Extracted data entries
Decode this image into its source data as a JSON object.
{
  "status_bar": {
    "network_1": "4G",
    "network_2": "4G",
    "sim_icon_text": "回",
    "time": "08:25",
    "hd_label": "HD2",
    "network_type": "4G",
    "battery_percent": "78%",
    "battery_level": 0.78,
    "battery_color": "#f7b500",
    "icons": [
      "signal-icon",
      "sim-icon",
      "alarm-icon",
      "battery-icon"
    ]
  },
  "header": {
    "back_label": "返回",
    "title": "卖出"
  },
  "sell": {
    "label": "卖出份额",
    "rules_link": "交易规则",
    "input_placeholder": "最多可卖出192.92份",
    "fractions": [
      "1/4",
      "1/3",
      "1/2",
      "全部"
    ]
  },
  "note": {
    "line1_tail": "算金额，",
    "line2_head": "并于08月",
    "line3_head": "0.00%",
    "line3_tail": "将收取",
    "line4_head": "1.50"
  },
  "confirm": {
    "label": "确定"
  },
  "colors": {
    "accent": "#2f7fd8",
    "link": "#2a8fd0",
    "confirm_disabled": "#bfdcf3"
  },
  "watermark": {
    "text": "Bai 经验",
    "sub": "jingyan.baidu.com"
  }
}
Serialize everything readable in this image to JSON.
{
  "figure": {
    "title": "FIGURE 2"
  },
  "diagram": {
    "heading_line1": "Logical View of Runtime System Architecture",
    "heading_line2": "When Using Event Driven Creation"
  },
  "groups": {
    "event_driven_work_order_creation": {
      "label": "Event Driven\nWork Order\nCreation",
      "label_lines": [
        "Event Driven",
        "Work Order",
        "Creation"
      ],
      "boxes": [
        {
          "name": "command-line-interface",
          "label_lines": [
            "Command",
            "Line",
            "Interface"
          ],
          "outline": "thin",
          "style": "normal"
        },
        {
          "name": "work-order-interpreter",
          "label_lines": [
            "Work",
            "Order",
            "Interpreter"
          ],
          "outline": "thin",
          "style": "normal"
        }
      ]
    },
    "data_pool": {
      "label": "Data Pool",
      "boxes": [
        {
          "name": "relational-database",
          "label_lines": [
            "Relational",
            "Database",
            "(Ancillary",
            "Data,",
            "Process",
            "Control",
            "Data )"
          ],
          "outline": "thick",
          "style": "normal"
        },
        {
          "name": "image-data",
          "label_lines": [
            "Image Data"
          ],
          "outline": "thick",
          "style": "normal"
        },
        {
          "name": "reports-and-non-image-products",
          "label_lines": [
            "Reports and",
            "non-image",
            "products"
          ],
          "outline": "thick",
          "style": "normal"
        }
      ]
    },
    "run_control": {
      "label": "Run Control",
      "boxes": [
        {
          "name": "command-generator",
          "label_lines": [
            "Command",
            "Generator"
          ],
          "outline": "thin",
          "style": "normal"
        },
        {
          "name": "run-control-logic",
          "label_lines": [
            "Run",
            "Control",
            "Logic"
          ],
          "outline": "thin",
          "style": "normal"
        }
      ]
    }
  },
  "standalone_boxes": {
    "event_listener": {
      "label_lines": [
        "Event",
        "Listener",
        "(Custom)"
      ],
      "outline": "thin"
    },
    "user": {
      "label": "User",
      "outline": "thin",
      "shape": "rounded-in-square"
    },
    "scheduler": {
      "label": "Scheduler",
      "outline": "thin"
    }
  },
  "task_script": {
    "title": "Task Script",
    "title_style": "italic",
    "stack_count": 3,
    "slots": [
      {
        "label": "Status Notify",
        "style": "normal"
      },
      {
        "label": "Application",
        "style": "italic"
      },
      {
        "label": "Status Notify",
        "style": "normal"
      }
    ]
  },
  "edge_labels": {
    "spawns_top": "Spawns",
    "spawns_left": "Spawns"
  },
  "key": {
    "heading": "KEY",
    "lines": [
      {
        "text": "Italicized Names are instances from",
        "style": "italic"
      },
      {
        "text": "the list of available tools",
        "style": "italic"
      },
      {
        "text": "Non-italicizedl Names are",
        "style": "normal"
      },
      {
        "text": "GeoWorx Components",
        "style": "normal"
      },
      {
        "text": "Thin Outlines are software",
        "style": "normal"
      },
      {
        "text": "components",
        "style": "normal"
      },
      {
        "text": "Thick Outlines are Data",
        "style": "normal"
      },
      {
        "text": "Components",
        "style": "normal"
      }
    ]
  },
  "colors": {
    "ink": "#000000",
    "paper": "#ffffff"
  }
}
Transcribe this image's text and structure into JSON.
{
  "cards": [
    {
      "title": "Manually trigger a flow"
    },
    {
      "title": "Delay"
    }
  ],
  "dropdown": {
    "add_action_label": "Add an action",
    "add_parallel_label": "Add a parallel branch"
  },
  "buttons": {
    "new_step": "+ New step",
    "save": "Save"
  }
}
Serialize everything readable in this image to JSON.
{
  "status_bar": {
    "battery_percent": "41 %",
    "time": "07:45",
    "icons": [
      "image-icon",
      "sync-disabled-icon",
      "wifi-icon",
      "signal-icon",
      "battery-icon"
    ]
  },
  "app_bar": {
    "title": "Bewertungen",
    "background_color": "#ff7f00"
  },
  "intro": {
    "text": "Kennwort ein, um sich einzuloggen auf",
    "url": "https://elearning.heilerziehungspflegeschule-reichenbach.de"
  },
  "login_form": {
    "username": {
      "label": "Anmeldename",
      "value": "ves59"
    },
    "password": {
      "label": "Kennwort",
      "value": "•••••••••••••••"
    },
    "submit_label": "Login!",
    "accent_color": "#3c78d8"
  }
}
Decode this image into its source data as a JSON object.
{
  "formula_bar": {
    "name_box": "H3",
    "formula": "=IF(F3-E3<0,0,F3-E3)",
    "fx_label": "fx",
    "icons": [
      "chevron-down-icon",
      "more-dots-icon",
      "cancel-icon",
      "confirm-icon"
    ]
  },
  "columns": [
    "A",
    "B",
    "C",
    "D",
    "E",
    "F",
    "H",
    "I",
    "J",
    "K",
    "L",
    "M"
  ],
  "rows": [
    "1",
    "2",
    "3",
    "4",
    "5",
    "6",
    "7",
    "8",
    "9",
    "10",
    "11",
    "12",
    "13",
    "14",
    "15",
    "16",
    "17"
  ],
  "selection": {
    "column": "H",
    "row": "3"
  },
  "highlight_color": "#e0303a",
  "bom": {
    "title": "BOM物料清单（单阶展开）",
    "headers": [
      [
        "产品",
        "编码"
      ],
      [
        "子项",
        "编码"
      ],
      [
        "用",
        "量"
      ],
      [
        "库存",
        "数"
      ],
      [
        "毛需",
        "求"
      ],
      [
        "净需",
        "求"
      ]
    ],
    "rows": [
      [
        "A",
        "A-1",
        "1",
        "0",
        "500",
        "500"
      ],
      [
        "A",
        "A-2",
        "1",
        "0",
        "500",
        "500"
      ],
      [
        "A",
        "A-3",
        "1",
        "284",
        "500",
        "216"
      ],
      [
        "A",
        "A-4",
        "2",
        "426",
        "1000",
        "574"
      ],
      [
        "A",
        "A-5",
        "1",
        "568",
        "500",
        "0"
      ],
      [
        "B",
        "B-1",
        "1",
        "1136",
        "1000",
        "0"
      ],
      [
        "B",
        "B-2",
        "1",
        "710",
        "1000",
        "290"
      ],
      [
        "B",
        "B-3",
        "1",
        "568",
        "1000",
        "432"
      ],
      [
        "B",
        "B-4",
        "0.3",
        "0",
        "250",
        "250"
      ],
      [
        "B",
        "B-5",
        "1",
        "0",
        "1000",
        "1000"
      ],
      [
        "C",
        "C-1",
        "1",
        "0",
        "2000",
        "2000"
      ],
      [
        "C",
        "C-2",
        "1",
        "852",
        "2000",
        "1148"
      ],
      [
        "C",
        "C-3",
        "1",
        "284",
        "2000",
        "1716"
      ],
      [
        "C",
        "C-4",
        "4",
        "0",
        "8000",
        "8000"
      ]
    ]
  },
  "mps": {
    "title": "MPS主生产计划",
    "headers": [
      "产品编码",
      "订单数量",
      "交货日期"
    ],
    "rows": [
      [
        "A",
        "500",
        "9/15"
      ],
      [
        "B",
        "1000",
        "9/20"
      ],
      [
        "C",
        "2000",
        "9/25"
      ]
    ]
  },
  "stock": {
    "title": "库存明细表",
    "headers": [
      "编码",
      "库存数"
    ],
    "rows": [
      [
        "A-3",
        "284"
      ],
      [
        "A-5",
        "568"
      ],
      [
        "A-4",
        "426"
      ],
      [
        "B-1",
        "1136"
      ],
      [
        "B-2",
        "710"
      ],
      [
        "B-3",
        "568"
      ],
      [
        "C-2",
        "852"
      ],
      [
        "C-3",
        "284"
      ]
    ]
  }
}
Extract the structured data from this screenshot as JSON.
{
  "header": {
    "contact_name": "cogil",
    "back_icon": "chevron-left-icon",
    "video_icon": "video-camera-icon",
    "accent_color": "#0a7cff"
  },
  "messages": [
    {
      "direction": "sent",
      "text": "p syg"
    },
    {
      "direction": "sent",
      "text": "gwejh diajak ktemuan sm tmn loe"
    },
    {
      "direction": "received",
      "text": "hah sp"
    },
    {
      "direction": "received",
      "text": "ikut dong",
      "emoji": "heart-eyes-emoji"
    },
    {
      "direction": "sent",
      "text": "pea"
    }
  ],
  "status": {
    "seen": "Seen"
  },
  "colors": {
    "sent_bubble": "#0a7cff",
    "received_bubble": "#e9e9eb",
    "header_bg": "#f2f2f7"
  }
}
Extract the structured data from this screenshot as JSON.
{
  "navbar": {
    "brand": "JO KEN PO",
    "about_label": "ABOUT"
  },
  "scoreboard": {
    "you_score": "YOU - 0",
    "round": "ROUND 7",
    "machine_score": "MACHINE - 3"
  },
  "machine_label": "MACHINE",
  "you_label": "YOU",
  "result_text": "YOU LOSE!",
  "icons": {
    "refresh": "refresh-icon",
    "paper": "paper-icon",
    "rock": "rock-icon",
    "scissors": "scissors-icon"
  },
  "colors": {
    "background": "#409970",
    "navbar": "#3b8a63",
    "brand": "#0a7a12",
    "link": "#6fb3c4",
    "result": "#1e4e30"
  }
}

- [OBJECTIVE]: Find every line in the records above that contains the word "MACHINE", and copy each one.

- [ANSWER FOR THE TASK]:
    "machine_score": "MACHINE - 3"
  "machine_label": "MACHINE",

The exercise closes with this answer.